## STATED TASK
Write each line out again exactly as written.

## RECORDS FOR THE TASK
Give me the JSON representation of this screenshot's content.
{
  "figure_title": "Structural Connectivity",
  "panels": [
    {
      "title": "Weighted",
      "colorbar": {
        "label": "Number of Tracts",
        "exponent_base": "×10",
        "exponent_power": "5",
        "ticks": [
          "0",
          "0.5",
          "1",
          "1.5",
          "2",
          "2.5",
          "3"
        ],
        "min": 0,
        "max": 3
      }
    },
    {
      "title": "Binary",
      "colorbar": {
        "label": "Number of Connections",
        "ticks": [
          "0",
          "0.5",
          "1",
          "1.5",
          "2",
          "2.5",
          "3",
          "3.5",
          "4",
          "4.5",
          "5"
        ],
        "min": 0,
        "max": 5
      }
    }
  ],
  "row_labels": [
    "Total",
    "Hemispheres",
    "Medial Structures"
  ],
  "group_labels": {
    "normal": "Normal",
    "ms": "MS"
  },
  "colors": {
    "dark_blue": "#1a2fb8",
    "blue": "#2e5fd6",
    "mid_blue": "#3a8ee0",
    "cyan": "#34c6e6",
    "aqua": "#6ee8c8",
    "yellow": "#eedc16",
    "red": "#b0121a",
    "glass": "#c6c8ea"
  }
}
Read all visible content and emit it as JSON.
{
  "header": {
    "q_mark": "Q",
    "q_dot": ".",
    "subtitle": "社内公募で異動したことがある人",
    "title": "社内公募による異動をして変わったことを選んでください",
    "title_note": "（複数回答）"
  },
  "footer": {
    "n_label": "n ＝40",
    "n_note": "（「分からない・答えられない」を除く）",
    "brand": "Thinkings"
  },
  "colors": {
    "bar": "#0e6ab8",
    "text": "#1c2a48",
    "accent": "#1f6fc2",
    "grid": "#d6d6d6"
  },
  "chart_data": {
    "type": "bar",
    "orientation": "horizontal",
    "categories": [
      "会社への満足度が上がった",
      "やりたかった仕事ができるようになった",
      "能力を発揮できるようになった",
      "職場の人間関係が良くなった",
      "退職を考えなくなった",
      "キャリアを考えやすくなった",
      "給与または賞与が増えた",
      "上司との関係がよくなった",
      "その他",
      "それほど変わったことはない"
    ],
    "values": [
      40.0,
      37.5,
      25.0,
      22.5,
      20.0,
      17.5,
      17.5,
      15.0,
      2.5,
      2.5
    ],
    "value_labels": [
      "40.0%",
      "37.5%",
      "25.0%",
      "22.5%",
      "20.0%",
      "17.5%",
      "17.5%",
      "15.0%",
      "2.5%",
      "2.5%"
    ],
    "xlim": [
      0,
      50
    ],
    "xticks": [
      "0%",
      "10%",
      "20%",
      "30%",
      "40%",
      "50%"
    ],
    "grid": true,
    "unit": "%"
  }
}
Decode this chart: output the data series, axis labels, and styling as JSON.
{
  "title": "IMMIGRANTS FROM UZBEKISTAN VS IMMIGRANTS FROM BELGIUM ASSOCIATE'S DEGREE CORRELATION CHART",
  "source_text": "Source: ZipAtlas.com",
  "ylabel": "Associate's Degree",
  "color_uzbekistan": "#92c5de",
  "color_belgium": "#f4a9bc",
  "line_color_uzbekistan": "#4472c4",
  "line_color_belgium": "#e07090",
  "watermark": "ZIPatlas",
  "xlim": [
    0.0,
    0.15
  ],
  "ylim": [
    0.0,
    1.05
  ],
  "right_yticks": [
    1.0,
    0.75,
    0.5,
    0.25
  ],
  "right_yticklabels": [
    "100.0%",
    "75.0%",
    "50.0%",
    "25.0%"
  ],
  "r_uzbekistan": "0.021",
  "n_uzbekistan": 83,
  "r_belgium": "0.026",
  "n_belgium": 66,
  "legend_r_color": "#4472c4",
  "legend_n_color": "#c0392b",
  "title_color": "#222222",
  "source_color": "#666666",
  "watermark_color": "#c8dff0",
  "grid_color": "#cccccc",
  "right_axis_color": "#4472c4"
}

## REPLY
Give me the JSON representation of this screenshot's content.
{
  "figure_title": "Structural Connectivity",
  "panels": [
    {
      "title": "Weighted",
      "colorbar": {
        "label": "Number of Tracts",
        "exponent_base": "×10",
        "exponent_power": "5",
        "ticks": [
          "0",
          "0.5",
          "1",
          "1.5",
          "2",
          "2.5",
          "3"
        ],
        "min": 0,
        "max": 3
      }
    },
    {
      "title": "Binary",
      "colorbar": {
        "label": "Number of Connections",
        "ticks": [
          "0",
          "0.5",
          "1",
          "1.5",
          "2",
          "2.5",
          "3",
          "3.5",
          "4",
          "4.5",
          "5"
        ],
        "min": 0,
        "max": 5
      }
    }
  ],
  "row_labels": [
    "Total",
    "Hemispheres",
    "Medial Structures"
  ],
  "group_labels": {
    "normal": "Normal",
    "ms": "MS"
  },
  "colors": {
    "dark_blue": "#1a2fb8",
    "blue": "#2e5fd6",
    "mid_blue": "#3a8ee0",
    "cyan": "#34c6e6",
    "aqua": "#6ee8c8",
    "yellow": "#eedc16",
    "red": "#b0121a",
    "glass": "#c6c8ea"
  }
}
Read all visible content and emit it as JSON.
{
  "header": {
    "q_mark": "Q",
    "q_dot": ".",
    "subtitle": "社内公募で異動したことがある人",
    "title": "社内公募による異動をして変わったことを選んでください",
    "title_note": "（複数回答）"
  },
  "footer": {
    "n_label": "n ＝40",
    "n_note": "（「分からない・答えられない」を除く）",
    "brand": "Thinkings"
  },
  "colors": {
    "bar": "#0e6ab8",
    "text": "#1c2a48",
    "accent": "#1f6fc2",
    "grid": "#d6d6d6"
  },
  "chart_data": {
    "type": "bar",
    "orientation": "horizontal",
    "categories": [
      "会社への満足度が上がった",
      "やりたかった仕事ができるようになった",
      "能力を発揮できるようになった",
      "職場の人間関係が良くなった",
      "退職を考えなくなった",
      "キャリアを考えやすくなった",
      "給与または賞与が増えた",
      "上司との関係がよくなった",
      "その他",
      "それほど変わったことはない"
    ],
    "values": [
      40.0,
      37.5,
      25.0,
      22.5,
      20.0,
      17.5,
      17.5,
      15.0,
      2.5,
      2.5
    ],
    "value_labels": [
      "40.0%",
      "37.5%",
      "25.0%",
      "22.5%",
      "20.0%",
      "17.5%",
      "17.5%",
      "15.0%",
      "2.5%",
      "2.5%"
    ],
    "xlim": [
      0,
      50
    ],
    "xticks": [
      "0%",
      "10%",
      "20%",
      "30%",
      "40%",
      "50%"
    ],
    "grid": true,
    "unit": "%"
  }
}
Decode this chart: output the data series, axis labels, and styling as JSON.
{
  "title": "IMMIGRANTS FROM UZBEKISTAN VS IMMIGRANTS FROM BELGIUM ASSOCIATE'S DEGREE CORRELATION CHART",
  "source_text": "Source: ZipAtlas.com",
  "ylabel": "Associate's Degree",
  "color_uzbekistan": "#92c5de",
  "color_belgium": "#f4a9bc",
  "line_color_uzbekistan": "#4472c4",
  "line_color_belgium": "#e07090",
  "watermark": "ZIPatlas",
  "xlim": [
    0.0,
    0.15
  ],
  "ylim": [
    0.0,
    1.05
  ],
  "right_yticks": [
    1.0,
    0.75,
    0.5,
    0.25
  ],
  "right_yticklabels": [
    "100.0%",
    "75.0%",
    "50.0%",
    "25.0%"
  ],
  "r_uzbekistan": "0.021",
  "n_uzbekistan": 83,
  "r_belgium": "0.026",
  "n_belgium": 66,
  "legend_r_color": "#4472c4",
  "legend_n_color": "#c0392b",
  "title_color": "#222222",
  "source_color": "#666666",
  "watermark_color": "#c8dff0",
  "grid_color": "#cccccc",
  "right_axis_color": "#4472c4"
}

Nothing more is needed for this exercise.